**Required task**
Show all lines from the listing below that contain "three".

------ Stored rows

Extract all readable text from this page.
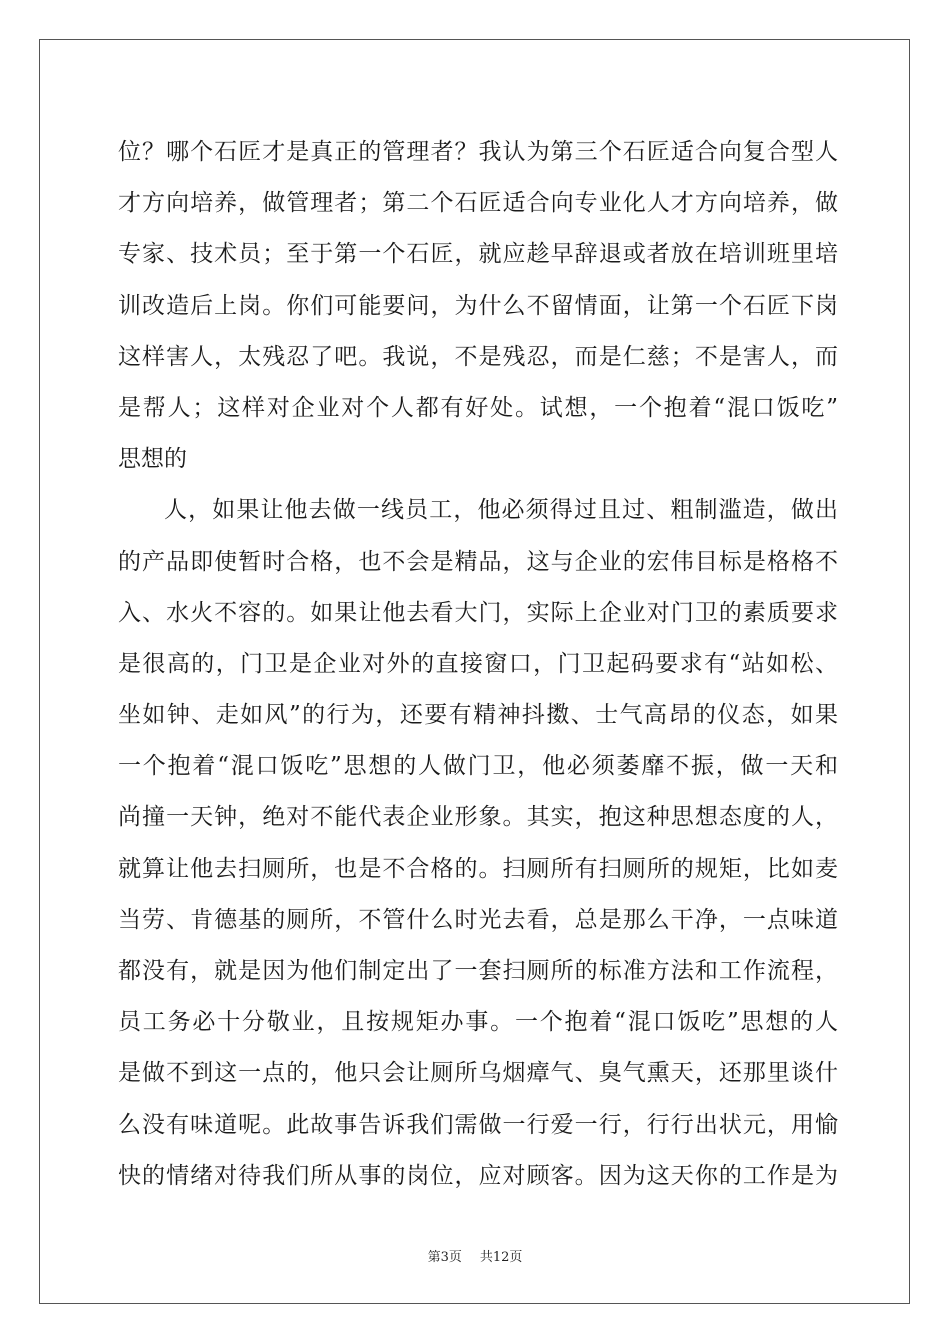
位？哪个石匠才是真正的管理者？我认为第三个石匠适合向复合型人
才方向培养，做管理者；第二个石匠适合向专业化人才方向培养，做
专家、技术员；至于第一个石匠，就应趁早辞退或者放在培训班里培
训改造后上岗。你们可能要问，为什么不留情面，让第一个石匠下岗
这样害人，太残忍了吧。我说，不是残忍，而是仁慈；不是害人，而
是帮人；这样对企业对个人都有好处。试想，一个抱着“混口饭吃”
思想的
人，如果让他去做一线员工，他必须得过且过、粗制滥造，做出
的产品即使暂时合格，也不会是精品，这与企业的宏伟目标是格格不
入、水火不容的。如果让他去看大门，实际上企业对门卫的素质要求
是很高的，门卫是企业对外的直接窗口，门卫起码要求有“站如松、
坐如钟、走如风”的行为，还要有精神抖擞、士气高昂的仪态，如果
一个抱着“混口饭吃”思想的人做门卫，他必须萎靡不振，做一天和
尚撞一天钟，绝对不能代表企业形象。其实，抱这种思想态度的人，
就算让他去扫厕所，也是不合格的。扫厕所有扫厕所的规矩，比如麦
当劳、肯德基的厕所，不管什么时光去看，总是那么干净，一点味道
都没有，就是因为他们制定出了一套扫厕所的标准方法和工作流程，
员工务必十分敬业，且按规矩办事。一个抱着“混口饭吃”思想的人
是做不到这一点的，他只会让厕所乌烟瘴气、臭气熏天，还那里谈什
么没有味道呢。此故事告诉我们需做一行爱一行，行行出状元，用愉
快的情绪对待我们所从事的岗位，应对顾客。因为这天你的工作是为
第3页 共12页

------------
------ Stored rows

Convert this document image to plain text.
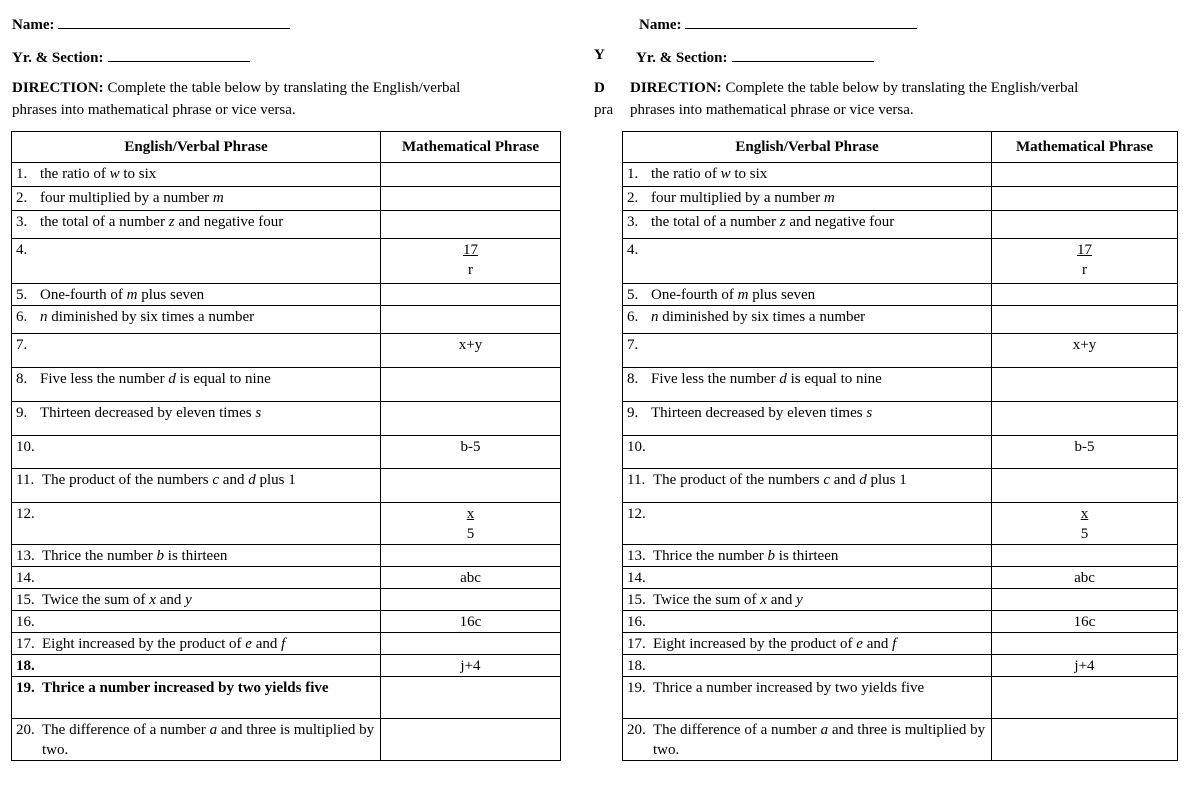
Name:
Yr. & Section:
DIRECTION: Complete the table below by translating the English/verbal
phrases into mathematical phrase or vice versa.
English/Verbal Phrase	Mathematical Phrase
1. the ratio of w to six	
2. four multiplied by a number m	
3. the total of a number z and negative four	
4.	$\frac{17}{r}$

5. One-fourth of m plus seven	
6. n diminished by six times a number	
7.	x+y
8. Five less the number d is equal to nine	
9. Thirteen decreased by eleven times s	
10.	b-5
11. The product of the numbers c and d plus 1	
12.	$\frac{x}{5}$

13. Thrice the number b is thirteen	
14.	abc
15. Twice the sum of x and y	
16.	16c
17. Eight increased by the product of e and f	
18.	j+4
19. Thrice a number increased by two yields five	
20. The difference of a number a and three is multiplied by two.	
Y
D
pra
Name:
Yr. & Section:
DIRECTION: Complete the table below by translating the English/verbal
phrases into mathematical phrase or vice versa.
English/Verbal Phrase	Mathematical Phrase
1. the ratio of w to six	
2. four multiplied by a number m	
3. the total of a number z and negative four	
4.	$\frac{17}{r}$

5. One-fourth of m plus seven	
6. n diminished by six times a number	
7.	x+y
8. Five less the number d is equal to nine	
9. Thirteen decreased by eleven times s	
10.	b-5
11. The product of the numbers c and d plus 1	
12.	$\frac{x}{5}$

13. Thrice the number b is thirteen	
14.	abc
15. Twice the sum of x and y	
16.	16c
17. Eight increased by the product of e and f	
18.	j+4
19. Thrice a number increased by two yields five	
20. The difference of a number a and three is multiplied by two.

------------

**Complete response**
20. The difference of a number a and three is multiplied by two.	
20. The difference of a number a and three is multiplied by two.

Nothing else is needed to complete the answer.